• EXCERPT
## start
John Woods Duke (July 30, 1899 – October 26, 1984) was an American composer and pianist born in Cumberland, Maryland. He is best known for his large output of art songs.

Biography 
John Woods Duke was the oldest child in a large musical family. After teaching him to read music at an early age and starting him on piano lessons at age 11, Duke's mother (a talented singer herself) enrolled him in the Cumberland, MD Allegheny Academy. By age 16 he had won a three-year scholarship to the Peabody Conservatory in Baltimore. 
	
While at Peabody, Duke studied composition and theory under Gustav Strube and piano with Harold Randolph (whose own tutors had included Hans von Bülow, Clara Schumann, and Franz Liszt). He graduated in 1918, and, in the midst of wartime, volunteered his services to the Student Army Training Corps at Columbia University. 
	
Duke stayed in New York City after the war. He debuted as a concert pianist in Aeolian Hall and wrote his first art song. Within a few years he began playing as a soloist with the New York Philharmonic. He married Dorothy Macon, with whom he had two children and who collaborated with him as a librettist on several art songs. 
	
In 1923, Duke accepted a position on the music faculty at Smith College in Northampton, MA. He gained a full professorship at Smith in 1936, and remained at the institution until 1967 when he received the Peabody Alumni Association Award for Distinguished Service in the field of music following his retirement. His prodigious output of art songs continued, including such well-known pieces as "I've Dreamed of Sunsets" and "Lullabye". Pursuing compositional studies, Duke took a year's sabbatical in 1929 to work with Nadia Boulanger in Paris and Artur Schnabel in Berlin. Returning to the United States, he spent a summer at the Yaddo artists' colony in Saratoga Springs, NY.
## end
• GIVEN DATA
## start
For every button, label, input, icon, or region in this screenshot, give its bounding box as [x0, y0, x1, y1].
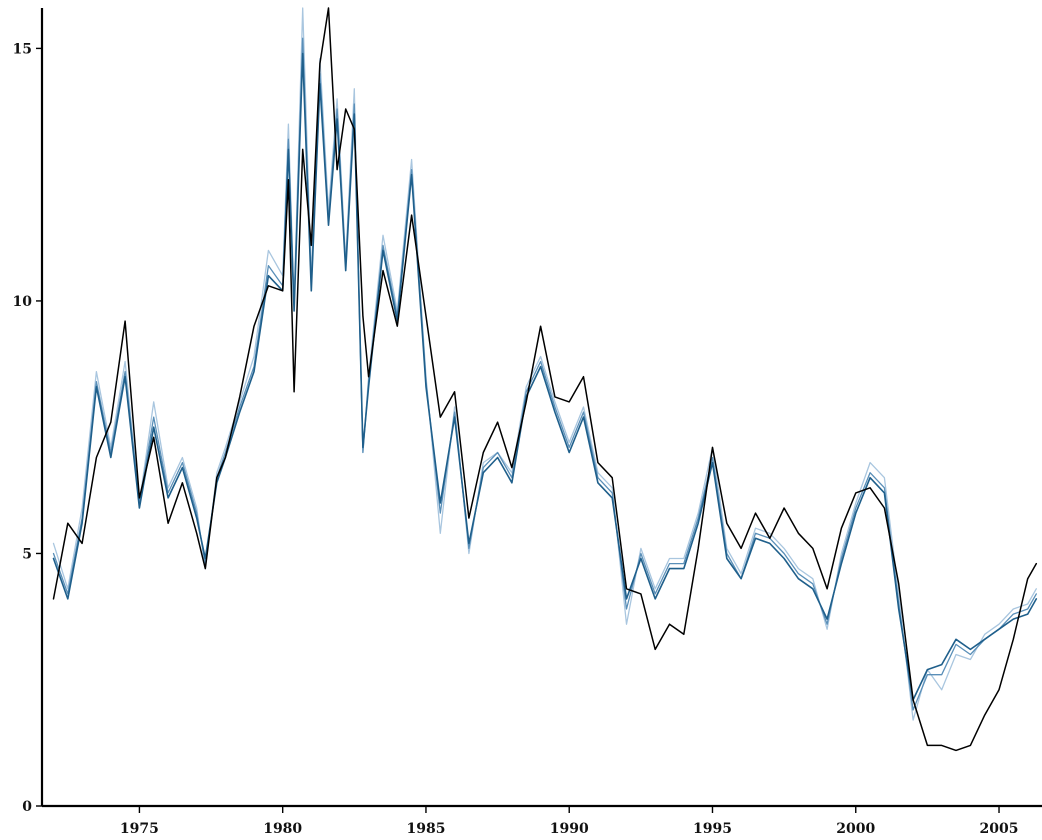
## end
• WHAT YOU NEED TO DO
**a)** Transcribe the John Woods Duke biography word for word, starting at "While at Peabody, Duke" and ending at "at Columbia University.".
**b)** According to the John Woods Duke biography, who taught Duke piano at the Peabody Conservatory?

• FINAL RESULTS
**a)**
While at Peabody, Duke studied composition and theory under Gustav Strube and piano with Harold Randolph (whose own tutors had included Hans von Bülow, Clara Schumann, and Franz Liszt). He graduated in 1918, and, in the midst of wartime, volunteered his services to the Student Army Training Corps at Columbia University.

**b)** Harold Randolph